start
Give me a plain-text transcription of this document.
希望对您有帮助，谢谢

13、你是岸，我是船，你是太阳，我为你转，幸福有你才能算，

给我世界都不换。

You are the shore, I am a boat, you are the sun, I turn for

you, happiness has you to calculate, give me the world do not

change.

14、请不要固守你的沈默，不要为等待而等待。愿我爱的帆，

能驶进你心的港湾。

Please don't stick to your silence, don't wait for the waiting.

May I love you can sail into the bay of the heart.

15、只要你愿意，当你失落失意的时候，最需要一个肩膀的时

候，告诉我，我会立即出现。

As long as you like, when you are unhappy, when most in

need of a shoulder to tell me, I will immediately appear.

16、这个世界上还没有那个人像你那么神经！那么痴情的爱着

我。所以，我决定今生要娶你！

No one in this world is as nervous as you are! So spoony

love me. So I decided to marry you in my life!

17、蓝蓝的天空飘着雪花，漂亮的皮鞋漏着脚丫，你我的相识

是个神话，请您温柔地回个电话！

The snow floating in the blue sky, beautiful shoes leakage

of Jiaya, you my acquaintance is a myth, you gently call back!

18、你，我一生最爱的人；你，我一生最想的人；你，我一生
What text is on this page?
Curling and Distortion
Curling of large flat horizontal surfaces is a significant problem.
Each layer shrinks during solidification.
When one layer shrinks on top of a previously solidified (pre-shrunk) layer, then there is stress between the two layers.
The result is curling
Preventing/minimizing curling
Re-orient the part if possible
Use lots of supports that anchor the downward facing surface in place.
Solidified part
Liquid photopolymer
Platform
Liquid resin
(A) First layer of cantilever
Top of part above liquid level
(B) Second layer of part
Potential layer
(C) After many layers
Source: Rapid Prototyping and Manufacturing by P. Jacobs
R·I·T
end
start
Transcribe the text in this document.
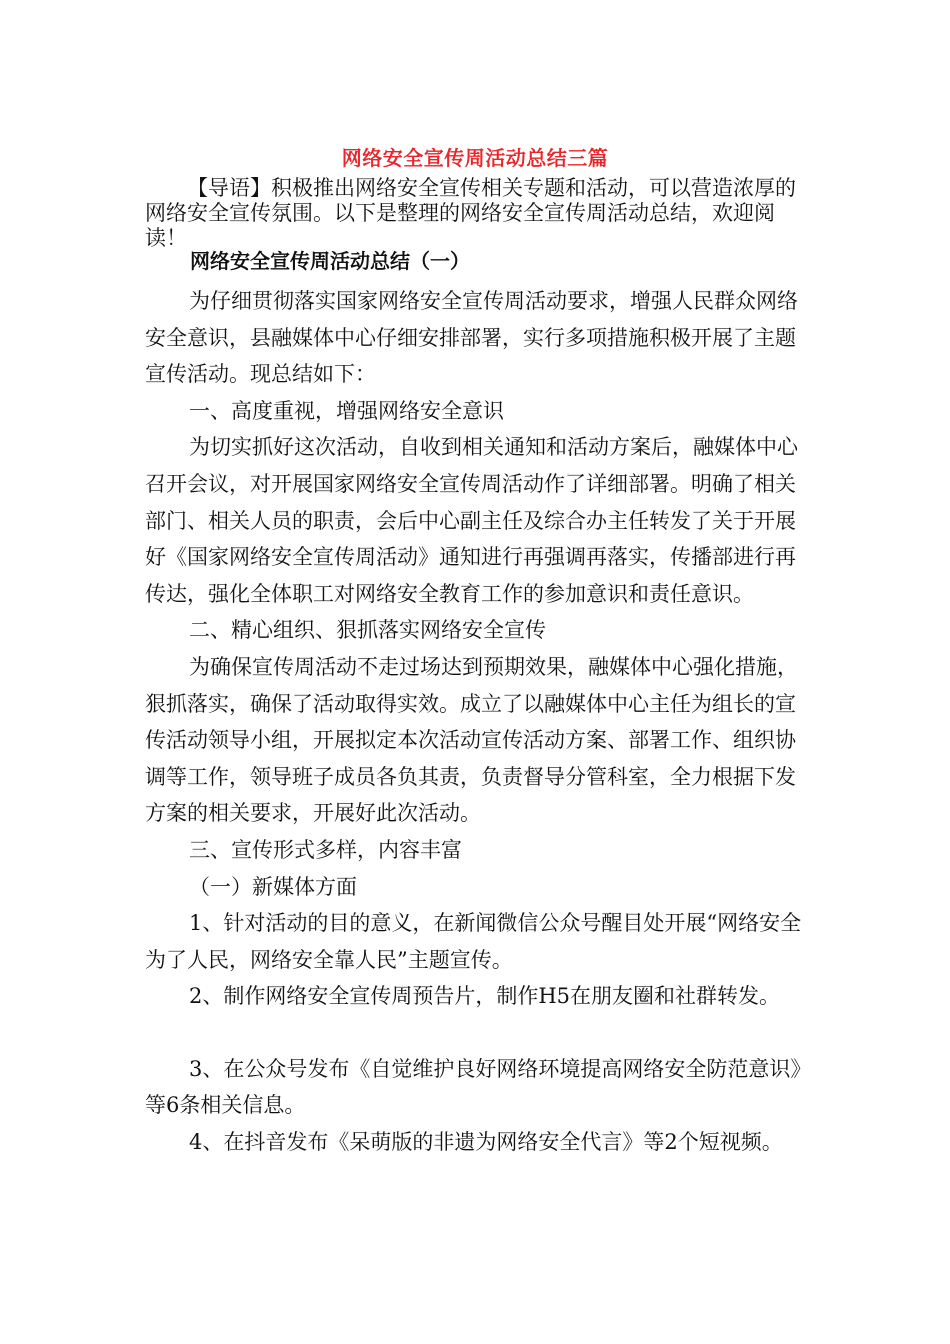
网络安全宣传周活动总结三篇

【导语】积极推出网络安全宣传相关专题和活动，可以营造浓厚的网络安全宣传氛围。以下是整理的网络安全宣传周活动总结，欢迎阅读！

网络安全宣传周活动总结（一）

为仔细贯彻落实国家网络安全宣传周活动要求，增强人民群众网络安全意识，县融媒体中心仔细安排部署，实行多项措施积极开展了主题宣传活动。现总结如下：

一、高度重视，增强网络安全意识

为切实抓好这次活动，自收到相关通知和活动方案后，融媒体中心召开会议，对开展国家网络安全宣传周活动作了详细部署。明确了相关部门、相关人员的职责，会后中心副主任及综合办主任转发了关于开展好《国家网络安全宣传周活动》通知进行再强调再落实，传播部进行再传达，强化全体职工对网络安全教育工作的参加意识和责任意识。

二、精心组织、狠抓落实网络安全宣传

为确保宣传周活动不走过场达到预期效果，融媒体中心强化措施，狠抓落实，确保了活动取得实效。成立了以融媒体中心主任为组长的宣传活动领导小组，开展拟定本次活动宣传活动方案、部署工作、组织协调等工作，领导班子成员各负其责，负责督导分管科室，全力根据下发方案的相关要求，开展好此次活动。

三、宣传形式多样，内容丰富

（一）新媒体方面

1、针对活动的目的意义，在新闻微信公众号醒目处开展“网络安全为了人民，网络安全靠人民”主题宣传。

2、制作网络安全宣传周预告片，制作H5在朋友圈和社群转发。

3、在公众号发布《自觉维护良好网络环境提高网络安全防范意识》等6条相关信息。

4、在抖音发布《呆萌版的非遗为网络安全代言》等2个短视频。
end
-- WORK TO BE COMPLETED --
Report all lines of the data above that include the string "love".

-- WRITTEN ANSWER --
May I love you can sail into the bay of the heart.
love me. So I decided to marry you in my life!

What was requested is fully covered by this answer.